═════ Material for this exercise ═════
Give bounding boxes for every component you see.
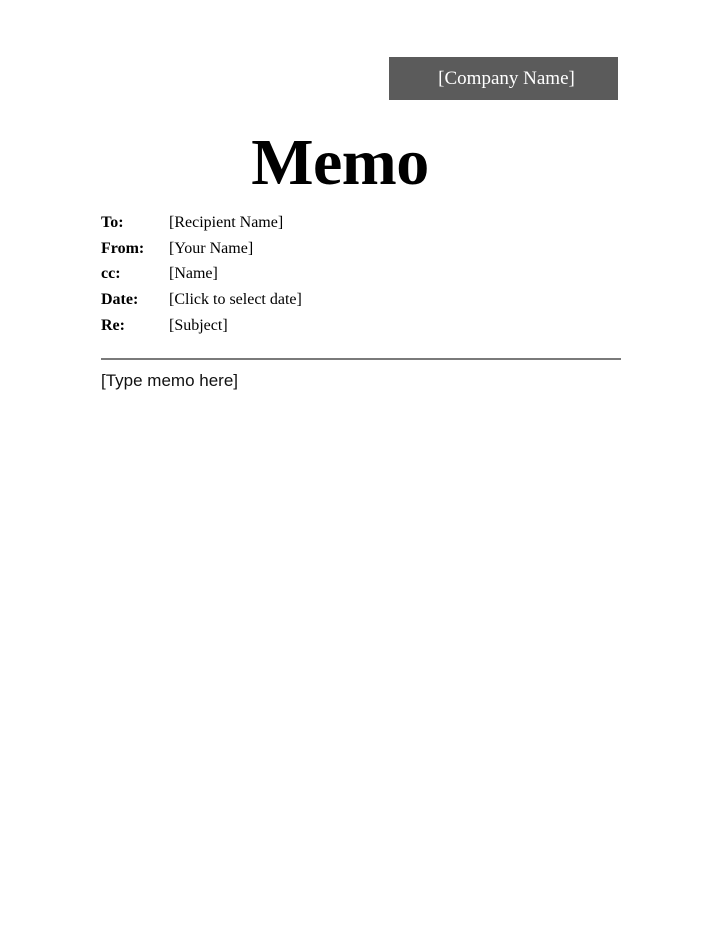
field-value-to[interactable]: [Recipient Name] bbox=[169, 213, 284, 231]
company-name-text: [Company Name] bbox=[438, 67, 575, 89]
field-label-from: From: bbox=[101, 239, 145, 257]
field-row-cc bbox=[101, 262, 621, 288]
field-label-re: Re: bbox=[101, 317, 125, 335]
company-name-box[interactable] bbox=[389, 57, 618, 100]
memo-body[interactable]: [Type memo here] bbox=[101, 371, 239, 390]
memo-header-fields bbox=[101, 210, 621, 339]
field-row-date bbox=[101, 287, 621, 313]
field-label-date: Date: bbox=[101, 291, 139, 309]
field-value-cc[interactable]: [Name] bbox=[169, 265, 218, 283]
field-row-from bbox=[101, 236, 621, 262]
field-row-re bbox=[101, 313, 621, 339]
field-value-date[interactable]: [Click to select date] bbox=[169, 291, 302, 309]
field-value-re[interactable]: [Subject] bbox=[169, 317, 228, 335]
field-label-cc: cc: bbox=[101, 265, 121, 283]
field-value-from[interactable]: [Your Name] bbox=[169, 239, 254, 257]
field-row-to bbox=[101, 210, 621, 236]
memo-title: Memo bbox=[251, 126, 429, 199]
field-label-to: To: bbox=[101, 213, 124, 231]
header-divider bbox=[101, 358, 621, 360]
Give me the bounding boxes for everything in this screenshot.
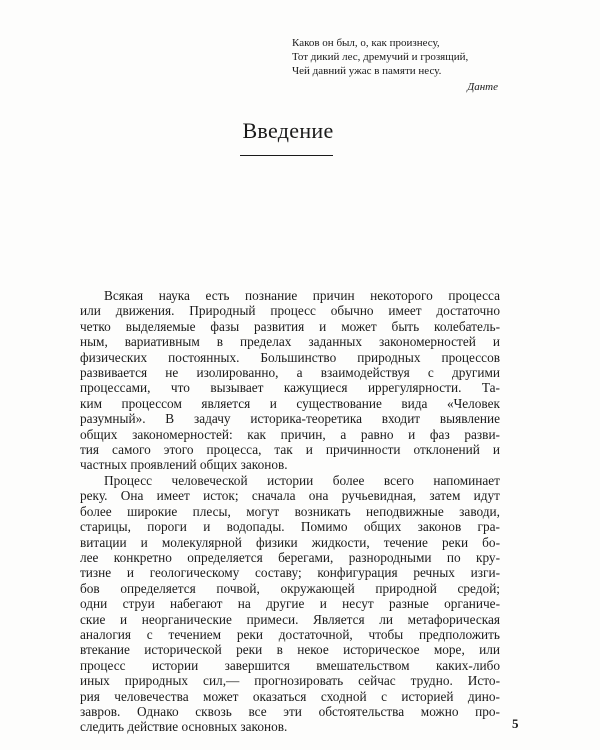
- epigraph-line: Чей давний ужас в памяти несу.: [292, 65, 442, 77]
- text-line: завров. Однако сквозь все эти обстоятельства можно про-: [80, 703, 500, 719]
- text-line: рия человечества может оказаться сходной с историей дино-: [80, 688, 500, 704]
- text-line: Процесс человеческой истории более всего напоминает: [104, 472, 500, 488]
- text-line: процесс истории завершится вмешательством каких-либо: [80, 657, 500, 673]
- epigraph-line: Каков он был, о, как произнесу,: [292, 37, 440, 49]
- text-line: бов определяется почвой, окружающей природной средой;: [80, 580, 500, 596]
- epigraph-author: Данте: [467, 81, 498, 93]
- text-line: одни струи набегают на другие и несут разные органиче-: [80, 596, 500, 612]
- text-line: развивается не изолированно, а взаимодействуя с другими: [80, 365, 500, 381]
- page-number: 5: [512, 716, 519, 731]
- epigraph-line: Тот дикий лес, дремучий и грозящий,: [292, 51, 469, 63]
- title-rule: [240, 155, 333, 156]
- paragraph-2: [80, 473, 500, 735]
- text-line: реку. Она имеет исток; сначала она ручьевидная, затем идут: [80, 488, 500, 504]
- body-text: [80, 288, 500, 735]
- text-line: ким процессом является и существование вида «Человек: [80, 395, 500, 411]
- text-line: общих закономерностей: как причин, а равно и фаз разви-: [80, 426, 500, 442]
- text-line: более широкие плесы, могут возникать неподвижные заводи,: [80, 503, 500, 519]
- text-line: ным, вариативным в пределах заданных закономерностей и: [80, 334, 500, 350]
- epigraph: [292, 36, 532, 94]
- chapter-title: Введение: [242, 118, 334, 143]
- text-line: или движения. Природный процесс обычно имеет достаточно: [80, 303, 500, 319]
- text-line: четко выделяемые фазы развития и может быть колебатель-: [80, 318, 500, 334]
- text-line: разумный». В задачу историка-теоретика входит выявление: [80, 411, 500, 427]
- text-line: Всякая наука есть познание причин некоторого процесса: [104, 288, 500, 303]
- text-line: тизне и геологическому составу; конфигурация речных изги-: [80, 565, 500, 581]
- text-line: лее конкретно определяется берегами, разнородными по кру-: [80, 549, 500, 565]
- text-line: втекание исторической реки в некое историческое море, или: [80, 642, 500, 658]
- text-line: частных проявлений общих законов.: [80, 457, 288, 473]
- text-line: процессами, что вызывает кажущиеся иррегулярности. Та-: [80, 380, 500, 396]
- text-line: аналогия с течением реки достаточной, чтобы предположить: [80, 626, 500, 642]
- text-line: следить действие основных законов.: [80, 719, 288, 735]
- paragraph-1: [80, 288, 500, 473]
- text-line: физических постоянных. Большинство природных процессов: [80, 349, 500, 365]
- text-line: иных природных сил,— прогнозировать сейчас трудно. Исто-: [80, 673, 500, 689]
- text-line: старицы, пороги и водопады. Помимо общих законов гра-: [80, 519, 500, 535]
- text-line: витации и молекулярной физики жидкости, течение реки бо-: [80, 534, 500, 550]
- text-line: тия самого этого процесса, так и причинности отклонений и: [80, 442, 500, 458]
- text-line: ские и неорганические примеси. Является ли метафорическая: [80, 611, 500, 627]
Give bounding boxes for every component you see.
═════
═════ Material for this exercise ═════
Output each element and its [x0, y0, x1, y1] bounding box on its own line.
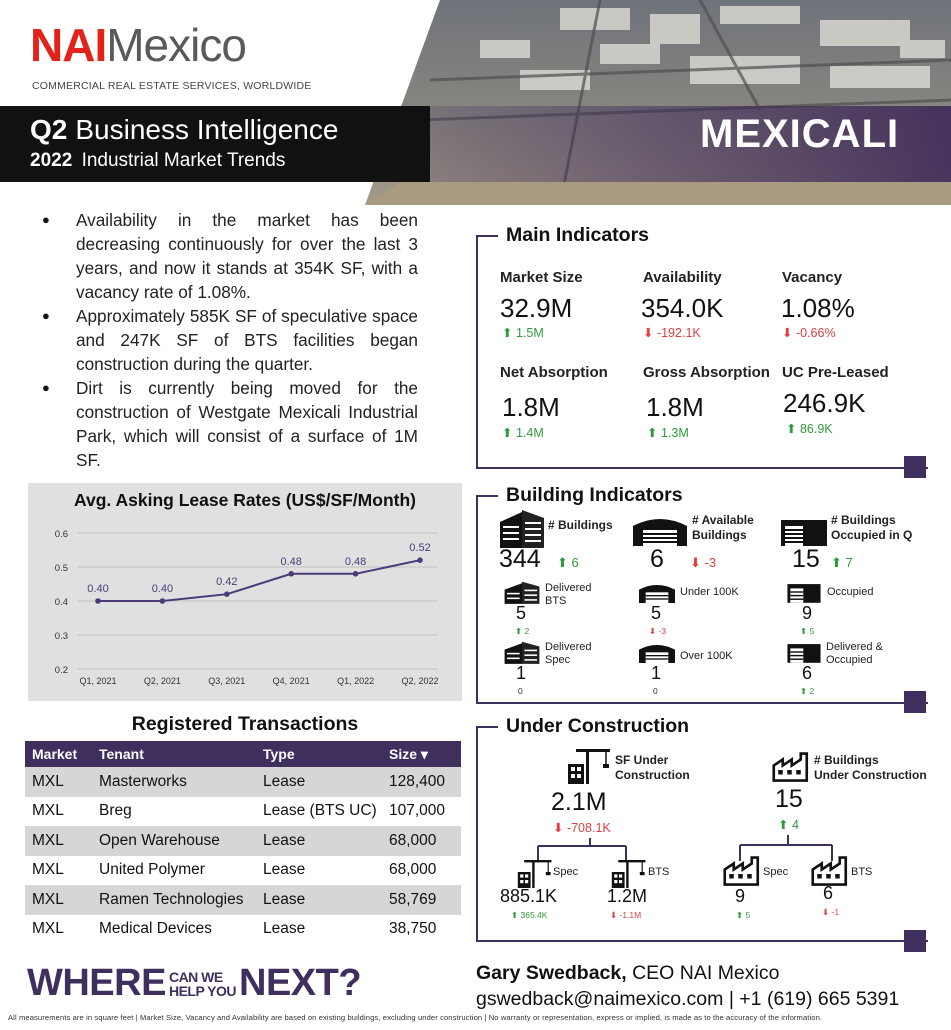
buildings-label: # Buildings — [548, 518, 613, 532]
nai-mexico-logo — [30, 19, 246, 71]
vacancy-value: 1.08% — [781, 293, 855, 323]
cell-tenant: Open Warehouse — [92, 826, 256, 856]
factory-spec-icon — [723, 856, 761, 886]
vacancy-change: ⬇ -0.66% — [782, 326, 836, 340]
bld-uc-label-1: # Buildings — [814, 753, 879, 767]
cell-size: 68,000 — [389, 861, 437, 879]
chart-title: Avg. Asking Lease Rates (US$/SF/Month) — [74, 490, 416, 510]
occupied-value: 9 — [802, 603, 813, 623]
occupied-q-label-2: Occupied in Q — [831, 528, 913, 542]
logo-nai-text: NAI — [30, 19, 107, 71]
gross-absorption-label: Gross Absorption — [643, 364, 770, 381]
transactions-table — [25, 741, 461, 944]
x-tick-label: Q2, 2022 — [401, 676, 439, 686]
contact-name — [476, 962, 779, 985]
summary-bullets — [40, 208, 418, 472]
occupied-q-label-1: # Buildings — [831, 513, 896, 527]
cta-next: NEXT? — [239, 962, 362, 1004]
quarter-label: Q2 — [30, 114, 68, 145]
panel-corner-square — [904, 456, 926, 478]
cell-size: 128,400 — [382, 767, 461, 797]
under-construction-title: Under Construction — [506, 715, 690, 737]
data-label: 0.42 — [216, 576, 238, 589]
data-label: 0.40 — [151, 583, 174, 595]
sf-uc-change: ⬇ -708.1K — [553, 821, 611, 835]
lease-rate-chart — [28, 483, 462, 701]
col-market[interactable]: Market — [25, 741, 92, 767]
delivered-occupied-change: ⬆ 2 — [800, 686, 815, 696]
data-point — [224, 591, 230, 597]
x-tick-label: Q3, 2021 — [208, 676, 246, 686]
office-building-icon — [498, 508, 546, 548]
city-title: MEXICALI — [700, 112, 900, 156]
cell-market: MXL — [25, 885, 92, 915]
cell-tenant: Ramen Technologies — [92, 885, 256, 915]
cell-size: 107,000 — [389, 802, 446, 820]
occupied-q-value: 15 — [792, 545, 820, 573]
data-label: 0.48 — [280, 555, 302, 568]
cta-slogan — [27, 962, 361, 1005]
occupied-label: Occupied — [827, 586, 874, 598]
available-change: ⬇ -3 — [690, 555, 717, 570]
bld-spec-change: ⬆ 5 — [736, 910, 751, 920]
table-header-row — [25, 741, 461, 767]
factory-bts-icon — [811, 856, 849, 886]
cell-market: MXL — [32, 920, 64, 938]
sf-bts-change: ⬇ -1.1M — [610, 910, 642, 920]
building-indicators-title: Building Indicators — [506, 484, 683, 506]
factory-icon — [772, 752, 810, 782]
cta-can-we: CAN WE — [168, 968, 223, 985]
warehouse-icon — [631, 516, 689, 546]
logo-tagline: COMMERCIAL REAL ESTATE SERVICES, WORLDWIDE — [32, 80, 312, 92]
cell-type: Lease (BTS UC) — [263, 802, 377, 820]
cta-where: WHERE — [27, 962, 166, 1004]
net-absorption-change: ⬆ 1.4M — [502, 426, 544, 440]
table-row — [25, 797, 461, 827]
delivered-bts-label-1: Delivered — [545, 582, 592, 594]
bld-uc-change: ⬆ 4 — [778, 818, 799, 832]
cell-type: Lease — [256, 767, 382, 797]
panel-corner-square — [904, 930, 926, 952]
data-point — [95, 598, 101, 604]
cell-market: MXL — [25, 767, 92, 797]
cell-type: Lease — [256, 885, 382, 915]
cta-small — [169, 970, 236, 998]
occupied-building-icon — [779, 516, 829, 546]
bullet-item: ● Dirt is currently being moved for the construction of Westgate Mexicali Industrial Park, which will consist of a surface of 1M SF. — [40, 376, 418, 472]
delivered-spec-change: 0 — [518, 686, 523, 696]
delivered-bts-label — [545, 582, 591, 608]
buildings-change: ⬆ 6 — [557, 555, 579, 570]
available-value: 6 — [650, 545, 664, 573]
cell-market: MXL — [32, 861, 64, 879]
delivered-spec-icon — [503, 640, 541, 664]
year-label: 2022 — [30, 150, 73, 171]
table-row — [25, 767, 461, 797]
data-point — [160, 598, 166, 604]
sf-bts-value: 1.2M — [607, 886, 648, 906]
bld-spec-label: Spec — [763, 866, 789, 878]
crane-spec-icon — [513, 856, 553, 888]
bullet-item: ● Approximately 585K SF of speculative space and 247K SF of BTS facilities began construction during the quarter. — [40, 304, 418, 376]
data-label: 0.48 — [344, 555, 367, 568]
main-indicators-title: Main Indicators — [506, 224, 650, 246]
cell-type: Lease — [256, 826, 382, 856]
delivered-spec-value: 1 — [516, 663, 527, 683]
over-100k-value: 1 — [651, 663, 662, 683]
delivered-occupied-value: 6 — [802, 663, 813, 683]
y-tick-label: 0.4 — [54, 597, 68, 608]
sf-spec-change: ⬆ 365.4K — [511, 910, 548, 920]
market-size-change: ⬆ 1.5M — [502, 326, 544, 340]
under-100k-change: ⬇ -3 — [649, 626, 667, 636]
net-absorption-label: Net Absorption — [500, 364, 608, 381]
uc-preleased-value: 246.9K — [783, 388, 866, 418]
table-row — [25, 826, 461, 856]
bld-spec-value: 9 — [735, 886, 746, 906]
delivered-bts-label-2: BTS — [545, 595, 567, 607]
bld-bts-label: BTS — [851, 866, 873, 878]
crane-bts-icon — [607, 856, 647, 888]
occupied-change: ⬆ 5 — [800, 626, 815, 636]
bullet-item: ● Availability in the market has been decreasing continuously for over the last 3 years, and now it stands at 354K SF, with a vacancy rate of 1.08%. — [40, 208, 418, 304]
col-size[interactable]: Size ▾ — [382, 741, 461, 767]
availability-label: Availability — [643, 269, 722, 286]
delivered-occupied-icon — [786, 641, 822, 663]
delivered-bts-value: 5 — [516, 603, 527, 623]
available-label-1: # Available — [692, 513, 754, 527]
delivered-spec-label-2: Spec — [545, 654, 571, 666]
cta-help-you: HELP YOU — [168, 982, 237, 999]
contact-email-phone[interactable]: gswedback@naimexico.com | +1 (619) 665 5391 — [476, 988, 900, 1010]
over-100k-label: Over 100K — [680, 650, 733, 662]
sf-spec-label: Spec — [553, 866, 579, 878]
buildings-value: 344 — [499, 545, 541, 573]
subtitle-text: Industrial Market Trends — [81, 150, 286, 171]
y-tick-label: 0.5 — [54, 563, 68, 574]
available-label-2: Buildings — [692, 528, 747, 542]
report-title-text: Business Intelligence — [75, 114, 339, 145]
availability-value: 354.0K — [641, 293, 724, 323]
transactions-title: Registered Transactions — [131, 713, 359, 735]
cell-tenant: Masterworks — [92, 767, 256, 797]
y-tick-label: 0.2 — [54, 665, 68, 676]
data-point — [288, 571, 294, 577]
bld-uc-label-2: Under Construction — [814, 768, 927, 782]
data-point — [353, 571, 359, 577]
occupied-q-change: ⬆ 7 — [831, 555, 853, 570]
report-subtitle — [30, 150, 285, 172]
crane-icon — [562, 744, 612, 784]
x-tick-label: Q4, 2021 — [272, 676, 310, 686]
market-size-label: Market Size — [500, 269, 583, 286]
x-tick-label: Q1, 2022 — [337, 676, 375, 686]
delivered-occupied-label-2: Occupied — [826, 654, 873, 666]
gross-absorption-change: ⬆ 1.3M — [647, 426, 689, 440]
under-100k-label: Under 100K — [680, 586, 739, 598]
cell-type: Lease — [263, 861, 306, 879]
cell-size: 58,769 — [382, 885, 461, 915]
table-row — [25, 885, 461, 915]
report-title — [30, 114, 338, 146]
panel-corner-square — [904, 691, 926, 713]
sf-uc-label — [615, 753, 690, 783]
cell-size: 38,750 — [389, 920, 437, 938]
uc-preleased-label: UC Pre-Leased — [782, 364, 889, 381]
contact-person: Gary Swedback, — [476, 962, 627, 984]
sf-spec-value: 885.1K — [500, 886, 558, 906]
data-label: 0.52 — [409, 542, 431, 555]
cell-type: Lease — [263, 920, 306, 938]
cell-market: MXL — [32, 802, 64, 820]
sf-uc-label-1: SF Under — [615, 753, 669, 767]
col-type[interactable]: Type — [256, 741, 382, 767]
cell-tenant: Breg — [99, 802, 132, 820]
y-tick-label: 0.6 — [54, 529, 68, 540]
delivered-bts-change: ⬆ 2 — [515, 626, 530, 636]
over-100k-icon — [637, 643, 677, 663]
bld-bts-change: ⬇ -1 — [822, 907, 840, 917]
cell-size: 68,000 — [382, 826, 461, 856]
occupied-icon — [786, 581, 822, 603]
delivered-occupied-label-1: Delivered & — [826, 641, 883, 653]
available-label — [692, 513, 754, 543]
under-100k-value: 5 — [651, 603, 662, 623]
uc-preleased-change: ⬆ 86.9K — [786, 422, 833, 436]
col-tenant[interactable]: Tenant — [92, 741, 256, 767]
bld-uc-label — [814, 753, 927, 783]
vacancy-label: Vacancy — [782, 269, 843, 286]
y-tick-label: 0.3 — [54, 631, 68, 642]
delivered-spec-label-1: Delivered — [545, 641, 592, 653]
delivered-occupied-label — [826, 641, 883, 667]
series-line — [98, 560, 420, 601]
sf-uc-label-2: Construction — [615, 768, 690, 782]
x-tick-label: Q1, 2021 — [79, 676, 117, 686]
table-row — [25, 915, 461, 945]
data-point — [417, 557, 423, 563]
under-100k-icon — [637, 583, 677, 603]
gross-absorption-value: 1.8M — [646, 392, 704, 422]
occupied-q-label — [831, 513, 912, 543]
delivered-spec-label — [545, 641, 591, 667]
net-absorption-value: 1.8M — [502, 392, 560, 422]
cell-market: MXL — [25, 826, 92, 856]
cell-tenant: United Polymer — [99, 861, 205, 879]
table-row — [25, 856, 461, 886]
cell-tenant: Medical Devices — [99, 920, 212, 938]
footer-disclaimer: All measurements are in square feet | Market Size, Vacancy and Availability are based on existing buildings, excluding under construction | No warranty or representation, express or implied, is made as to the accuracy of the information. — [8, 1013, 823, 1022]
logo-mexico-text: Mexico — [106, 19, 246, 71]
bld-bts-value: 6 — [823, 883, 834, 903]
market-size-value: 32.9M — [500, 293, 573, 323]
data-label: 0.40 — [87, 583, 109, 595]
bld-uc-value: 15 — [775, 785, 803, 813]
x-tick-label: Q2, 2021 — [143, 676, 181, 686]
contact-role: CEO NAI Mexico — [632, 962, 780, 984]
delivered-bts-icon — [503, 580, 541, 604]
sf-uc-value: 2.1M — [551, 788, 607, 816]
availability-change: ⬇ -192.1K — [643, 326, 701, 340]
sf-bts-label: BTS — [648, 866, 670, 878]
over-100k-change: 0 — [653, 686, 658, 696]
═════
- [Given request]
Pull out each line in the entries above that contains the string "закономерностей", treating uppercase and lowercase as different.

- [Right answer]
- text-line: общих закономерностей: как причин, а равно и фаз разви-: [80, 426, 500, 442]
- text-line: ным, вариативным в пределах заданных закономерностей и: [80, 334, 500, 350]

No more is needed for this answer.